**** TRECHO SELECIONADO
Pode escolher Senhor!


Lembro muito bem, em meados de 1987, quando meu pai me acordou cedo num dia de sábado e me ordenou: "hoje você começa a trabalhar na loja do Antônio Barreto!" Era o meu primeiro emprego na vida, embora nas minhas reminiscências, há uma passagem em que eu, com meus 10 anos de idade, me vejo trabalhando na casa de uma vizinha nossa fazendo imagens de gesso do Divino Espírito Santo, decorados com ”brocal”. Mas foi na loja do Toninho Barreto que eu aprendi a  negociata do mundo mercantilista d'Aparecida.
********
TAREFA A:
Devolva, sem nenhuma alteração, tudo o que vai de "Lembro muito bem, em" até "mundo mercantilista d'Aparecida." no trecho selecionado.
TAREFA B:
Segundo o trecho selecionado, em que época quem narra começou a trabalhar na loja do Antônio Barreto?
TAREFA C:
Diga se cada afirmação abaixo está de acordo com o trecho selecionado, respondendo sim ou não e citando as palavras exatas do trecho que decidem a questão: (i) O pai acordou quem narra cedo num sábado. (ii) Aos 10 anos, quem narra fazia imagens de gesso na casa de uma vizinha. (iii) Quem narra aprendeu a negociata do mundo mercantilista na casa da vizinha.
**** MATERIAL ARMAZENADO
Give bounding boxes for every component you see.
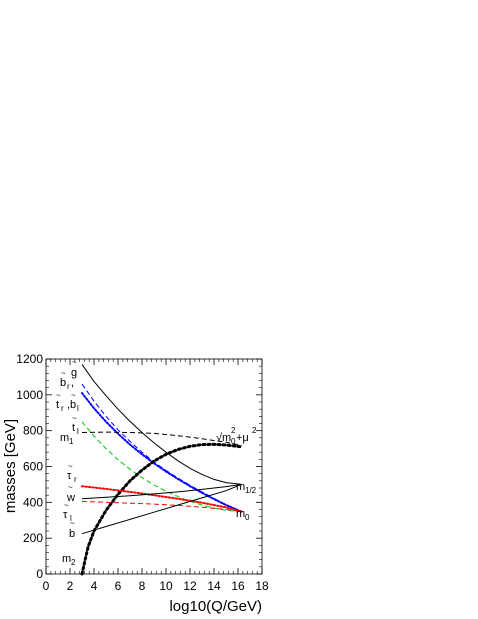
svg-text:~: ~	[71, 391, 76, 400]
svg-text:g: g	[71, 367, 77, 379]
x-tick-label: 16	[231, 579, 245, 593]
svg-text:2: 2	[252, 426, 257, 435]
curve-labels: g ~ b ~ r , t ~ r , b ~ l t ~ l m 1 τ	[56, 358, 257, 567]
label-tR-bL: t ~ r , b ~ l	[56, 391, 79, 413]
label-tauR: τ ~ r	[67, 462, 77, 484]
x-tick-label: 18	[255, 579, 269, 593]
svg-text:t: t	[56, 399, 59, 411]
x-tick-label: 4	[91, 579, 98, 593]
x-axis-title-text: log10(Q/GeV)	[169, 598, 262, 615]
svg-text:~: ~	[64, 501, 69, 510]
svg-text:~: ~	[68, 483, 73, 492]
svg-text:b: b	[69, 528, 75, 540]
y-axis-title: masses [GeV]	[2, 419, 19, 513]
axis-ticks	[45, 358, 263, 575]
svg-text:r: r	[61, 404, 64, 413]
svg-text:t: t	[72, 422, 75, 434]
svg-text:+μ: +μ	[236, 432, 249, 444]
svg-text:m: m	[60, 432, 69, 444]
svg-text:r: r	[67, 382, 70, 391]
x-tick-label: 8	[139, 579, 146, 593]
label-m2: m 2	[62, 553, 76, 567]
svg-text:l: l	[70, 514, 72, 523]
svg-text:m: m	[236, 481, 245, 493]
label-wino: w ~	[66, 483, 75, 504]
y-tick-label: 0	[36, 567, 43, 581]
y-tick-label: 200	[23, 531, 43, 545]
svg-text:l: l	[77, 404, 79, 413]
label-gluino: g ~	[71, 358, 77, 379]
svg-text:~: ~	[72, 414, 77, 423]
svg-text:~: ~	[72, 358, 77, 367]
x-tick-label: 2	[67, 579, 74, 593]
svg-text:τ: τ	[63, 509, 68, 521]
svg-text:,: ,	[71, 377, 74, 389]
svg-text:√m: √m	[216, 432, 231, 444]
y-tick-label: 1000	[16, 388, 43, 402]
svg-text:1: 1	[69, 437, 74, 446]
svg-text:b: b	[70, 399, 76, 411]
label-m0: m 0	[236, 508, 250, 522]
label-m1: m 1	[60, 432, 74, 446]
series-line-4	[81, 431, 242, 446]
svg-text:m: m	[62, 553, 71, 565]
svg-text:r: r	[74, 475, 77, 484]
series-line-2	[81, 392, 243, 513]
x-tick-label: 0	[43, 579, 50, 593]
x-tick-label: 6	[115, 579, 122, 593]
y-tick-label: 800	[23, 424, 43, 438]
curves	[80, 364, 244, 576]
svg-text:w: w	[66, 492, 75, 504]
label-m-half: m 1/2	[236, 481, 257, 495]
x-tick-label: 14	[207, 579, 221, 593]
svg-text:~: ~	[61, 369, 66, 378]
x-axis-title: log10(Q/GeV)	[169, 598, 262, 615]
svg-text:τ: τ	[67, 470, 72, 482]
label-bino: b ~	[69, 519, 75, 540]
svg-text:~: ~	[68, 462, 73, 471]
series-line-8	[81, 483, 242, 500]
label-tL: t ~ l	[72, 414, 79, 436]
svg-text:0: 0	[231, 437, 236, 446]
svg-text:l: l	[77, 427, 79, 436]
x-tick-label: 12	[183, 579, 197, 593]
svg-text:1/2: 1/2	[245, 486, 257, 495]
y-tick-label: 1200	[16, 352, 43, 366]
series-line-0	[81, 364, 242, 485]
x-tick-label: 10	[159, 579, 173, 593]
svg-text:,: ,	[67, 399, 70, 411]
series-line-6	[81, 485, 243, 513]
svg-text:2: 2	[71, 558, 76, 567]
series-line-5	[80, 442, 244, 576]
svg-text:b: b	[60, 377, 66, 389]
y-tick-label: 400	[23, 495, 43, 509]
series-line-9	[81, 483, 242, 535]
svg-text:~: ~	[70, 519, 75, 528]
y-tick-label: 600	[23, 460, 43, 474]
svg-text:~: ~	[56, 391, 61, 400]
series-line-1	[81, 383, 242, 513]
svg-text:m: m	[236, 508, 245, 520]
y-tick-labels: 0 200 400 600 800 1000 1200	[16, 352, 43, 581]
plot-frame	[45, 358, 263, 575]
svg-text:2: 2	[231, 426, 236, 435]
svg-text:0: 0	[245, 513, 250, 522]
label-tauL: τ ~ l	[63, 501, 72, 523]
label-sqrt-m0-mu: √m 0 2 +μ 2	[216, 426, 257, 446]
series-line-7	[81, 500, 242, 513]
x-tick-labels: 0 2 4 6 8 10 12 14 16 18	[43, 579, 269, 593]
label-bR: b ~ r ,	[60, 369, 74, 391]
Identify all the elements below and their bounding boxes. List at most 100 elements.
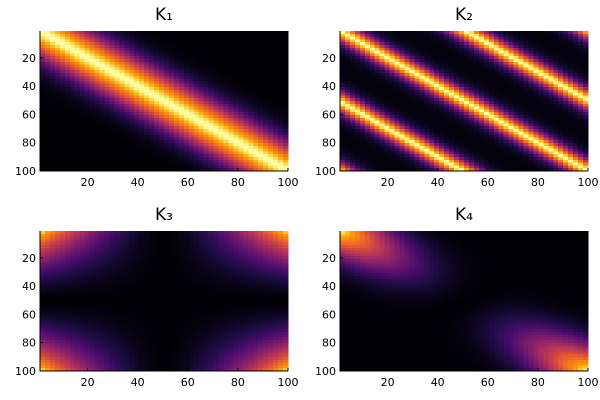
********
RESPOSTA CORRETA A:
Lembro muito bem, em meados de 1987, quando meu pai me acordou cedo num dia de sábado e me ordenou: "hoje você começa a trabalhar na loja do Antônio Barreto!" Era o meu primeiro emprego na vida, embora nas minhas reminiscências, há uma passagem em que eu, com meus 10 anos de idade, me vejo trabalhando na casa de uma vizinha nossa fazendo imagens de gesso do Divino Espírito Santo, decorados com ”brocal”. Mas foi na loja do Toninho Barreto que eu aprendi a  negociata do mundo mercantilista d'Aparecida.

RESPOSTA CORRETA B:
Em meados de 1987.

RESPOSTA CORRETA C:
(i) Sim: "meu pai me acordou cedo num dia de sábado".
(ii) Sim: "com meus 10 anos de idade, me vejo trabalhando na casa de uma vizinha nossa fazendo imagens de gesso".
(iii) Não: "Mas foi na loja do Toninho Barreto que eu aprendi".